Problem: Repeat every line of the data exactly, but not the pictures.

----

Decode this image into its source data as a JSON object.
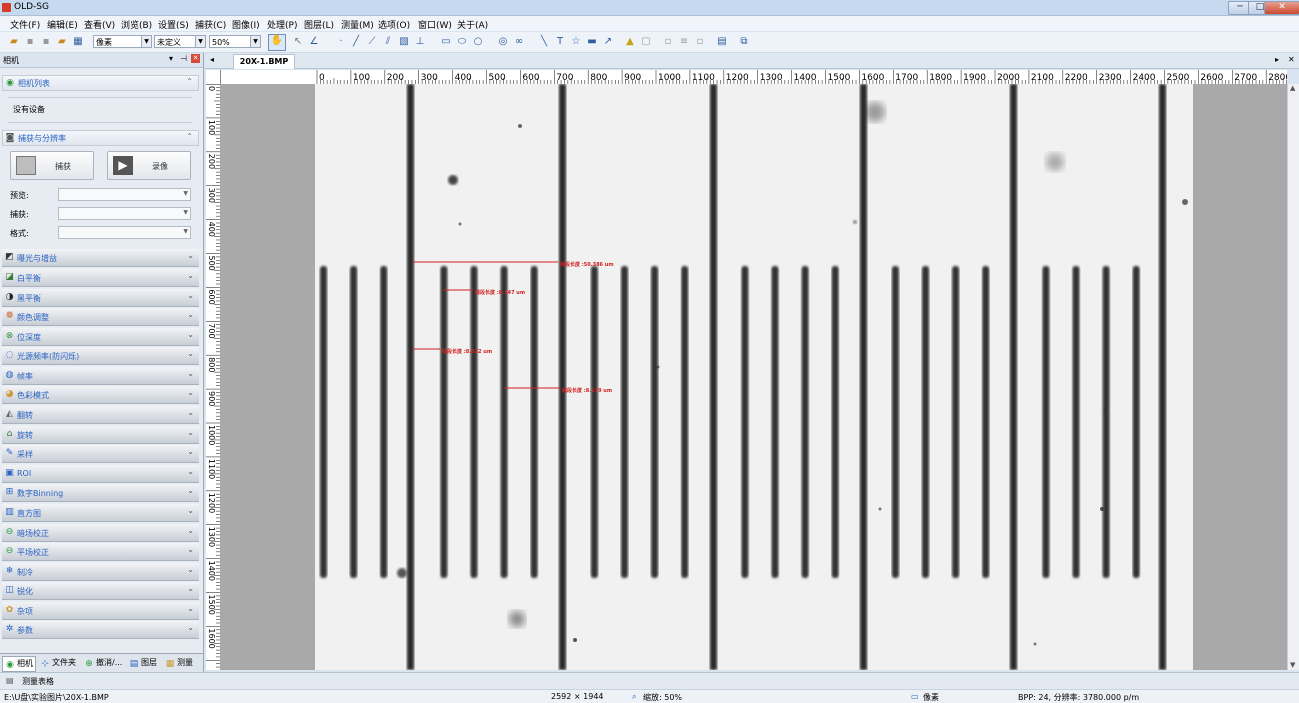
{
  "window": {
    "title": "OLD-SG",
    "min_label": "─",
    "max_label": "□",
    "close_label": "✕"
  },
  "menu": [
    "文件(F)",
    "编辑(E)",
    "查看(V)",
    "浏览(B)",
    "设置(S)",
    "捕获(C)",
    "图像(I)",
    "处理(P)",
    "图层(L)",
    "测量(M)",
    "选项(O)",
    "窗口(W)",
    "关于(A)"
  ],
  "toolbar": {
    "unit_value": "像素",
    "scale_value": "未定义",
    "zoom_value": "50%"
  },
  "left_panel": {
    "title": "相机",
    "camera_list": {
      "title": "相机列表",
      "empty_text": "没有设备"
    },
    "capture": {
      "title": "捕获与分辨率",
      "capture_label": "捕获",
      "record_label": "录像",
      "preview_label": "预览:",
      "capture_res_label": "捕获:",
      "format_label": "格式:"
    },
    "items": [
      "曝光与增益",
      "白平衡",
      "黑平衡",
      "颜色调整",
      "位深度",
      "光源频率(防闪烁)",
      "帧率",
      "色彩模式",
      "翻转",
      "旋转",
      "采样",
      "ROI",
      "数字Binning",
      "直方图",
      "暗场校正",
      "平场校正",
      "制冷",
      "锐化",
      "杂项",
      "参数"
    ],
    "tabs": [
      "相机",
      "文件夹",
      "撤消/...",
      "图层",
      "测量"
    ]
  },
  "document": {
    "tab_label": "20X-1.BMP"
  },
  "ruler_top": [
    "0",
    "100",
    "200",
    "300",
    "400",
    "500",
    "600",
    "700",
    "800",
    "900",
    "1000",
    "1100",
    "1200",
    "1300",
    "1400",
    "1500",
    "1600",
    "1700",
    "1800",
    "1900",
    "2000",
    "2100",
    "2200",
    "2300",
    "2400",
    "2500",
    "2600",
    "2700",
    "2800"
  ],
  "ruler_left": [
    "0",
    "100",
    "200",
    "300",
    "400",
    "500",
    "600",
    "700",
    "800",
    "900",
    "1000",
    "1100",
    "1200",
    "1300",
    "1400",
    "1500",
    "1600"
  ],
  "measurements": [
    {
      "label": "线段长度 :50.386 um"
    },
    {
      "label": "线段长度 :8.147 um"
    },
    {
      "label": "线段长度 :8.022 um"
    },
    {
      "label": "线段长度 :8.179 um"
    }
  ],
  "measure_bar": {
    "label": "测量表格"
  },
  "status": {
    "path": "E:\\U盘\\实验图片\\20X-1.BMP",
    "dimensions": "2592 × 1944",
    "zoom": "缩放: 50%",
    "unit": "像素",
    "bpp": "BPP: 24, 分辨率: 3780.000 p/m"
  },
  "colors": {
    "accent": "#2a62c2",
    "measure_line": "#d42020"
  }
}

----

Solution for this problem:
Decode this image into its source data as a JSON object.
{
  "window": {
    "title": "OLD-SG",
    "min_label": "─",
    "max_label": "□",
    "close_label": "✕"
  },
  "menu": [
    "文件(F)",
    "编辑(E)",
    "查看(V)",
    "浏览(B)",
    "设置(S)",
    "捕获(C)",
    "图像(I)",
    "处理(P)",
    "图层(L)",
    "测量(M)",
    "选项(O)",
    "窗口(W)",
    "关于(A)"
  ],
  "toolbar": {
    "unit_value": "像素",
    "scale_value": "未定义",
    "zoom_value": "50%"
  },
  "left_panel": {
    "title": "相机",
    "camera_list": {
      "title": "相机列表",
      "empty_text": "没有设备"
    },
    "capture": {
      "title": "捕获与分辨率",
      "capture_label": "捕获",
      "record_label": "录像",
      "preview_label": "预览:",
      "capture_res_label": "捕获:",
      "format_label": "格式:"
    },
    "items": [
      "曝光与增益",
      "白平衡",
      "黑平衡",
      "颜色调整",
      "位深度",
      "光源频率(防闪烁)",
      "帧率",
      "色彩模式",
      "翻转",
      "旋转",
      "采样",
      "ROI",
      "数字Binning",
      "直方图",
      "暗场校正",
      "平场校正",
      "制冷",
      "锐化",
      "杂项",
      "参数"
    ],
    "tabs": [
      "相机",
      "文件夹",
      "撤消/...",
      "图层",
      "测量"
    ]
  },
  "document": {
    "tab_label": "20X-1.BMP"
  },
  "ruler_top": [
    "0",
    "100",
    "200",
    "300",
    "400",
    "500",
    "600",
    "700",
    "800",
    "900",
    "1000",
    "1100",
    "1200",
    "1300",
    "1400",
    "1500",
    "1600",
    "1700",
    "1800",
    "1900",
    "2000",
    "2100",
    "2200",
    "2300",
    "2400",
    "2500",
    "2600",
    "2700",
    "2800"
  ],
  "ruler_left": [
    "0",
    "100",
    "200",
    "300",
    "400",
    "500",
    "600",
    "700",
    "800",
    "900",
    "1000",
    "1100",
    "1200",
    "1300",
    "1400",
    "1500",
    "1600"
  ],
  "measurements": [
    {
      "label": "线段长度 :50.386 um"
    },
    {
      "label": "线段长度 :8.147 um"
    },
    {
      "label": "线段长度 :8.022 um"
    },
    {
      "label": "线段长度 :8.179 um"
    }
  ],
  "measure_bar": {
    "label": "测量表格"
  },
  "status": {
    "path": "E:\\U盘\\实验图片\\20X-1.BMP",
    "dimensions": "2592 × 1944",
    "zoom": "缩放: 50%",
    "unit": "像素",
    "bpp": "BPP: 24, 分辨率: 3780.000 p/m"
  },
  "colors": {
    "accent": "#2a62c2",
    "measure_line": "#d42020"
  }
}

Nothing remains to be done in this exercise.